══ Data lines
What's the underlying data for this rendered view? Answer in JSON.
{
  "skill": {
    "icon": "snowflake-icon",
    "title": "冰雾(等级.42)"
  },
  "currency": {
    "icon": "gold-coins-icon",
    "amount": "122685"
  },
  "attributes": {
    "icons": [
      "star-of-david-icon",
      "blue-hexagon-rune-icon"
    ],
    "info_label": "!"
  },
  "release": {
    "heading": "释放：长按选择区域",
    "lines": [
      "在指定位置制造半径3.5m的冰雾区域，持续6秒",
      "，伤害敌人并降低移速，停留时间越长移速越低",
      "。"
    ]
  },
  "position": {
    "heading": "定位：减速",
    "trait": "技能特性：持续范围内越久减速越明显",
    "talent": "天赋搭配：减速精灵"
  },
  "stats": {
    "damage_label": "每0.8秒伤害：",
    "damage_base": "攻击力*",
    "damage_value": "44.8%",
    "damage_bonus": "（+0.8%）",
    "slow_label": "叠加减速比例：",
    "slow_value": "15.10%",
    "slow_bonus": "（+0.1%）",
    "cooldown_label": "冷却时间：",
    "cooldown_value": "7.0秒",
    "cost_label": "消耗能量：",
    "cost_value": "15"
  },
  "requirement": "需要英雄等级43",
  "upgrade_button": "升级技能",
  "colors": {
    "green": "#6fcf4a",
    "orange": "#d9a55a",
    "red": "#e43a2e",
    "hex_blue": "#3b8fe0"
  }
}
════
* [Written task] Print all of the data exactly as it was given.

* [The answer]
What's the underlying data for this rendered view? Answer in JSON.
{
  "skill": {
    "icon": "snowflake-icon",
    "title": "冰雾(等级.42)"
  },
  "currency": {
    "icon": "gold-coins-icon",
    "amount": "122685"
  },
  "attributes": {
    "icons": [
      "star-of-david-icon",
      "blue-hexagon-rune-icon"
    ],
    "info_label": "!"
  },
  "release": {
    "heading": "释放：长按选择区域",
    "lines": [
      "在指定位置制造半径3.5m的冰雾区域，持续6秒",
      "，伤害敌人并降低移速，停留时间越长移速越低",
      "。"
    ]
  },
  "position": {
    "heading": "定位：减速",
    "trait": "技能特性：持续范围内越久减速越明显",
    "talent": "天赋搭配：减速精灵"
  },
  "stats": {
    "damage_label": "每0.8秒伤害：",
    "damage_base": "攻击力*",
    "damage_value": "44.8%",
    "damage_bonus": "（+0.8%）",
    "slow_label": "叠加减速比例：",
    "slow_value": "15.10%",
    "slow_bonus": "（+0.1%）",
    "cooldown_label": "冷却时间：",
    "cooldown_value": "7.0秒",
    "cost_label": "消耗能量：",
    "cost_value": "15"
  },
  "requirement": "需要英雄等级43",
  "upgrade_button": "升级技能",
  "colors": {
    "green": "#6fcf4a",
    "orange": "#d9a55a",
    "red": "#e43a2e",
    "hex_blue": "#3b8fe0"
  }
}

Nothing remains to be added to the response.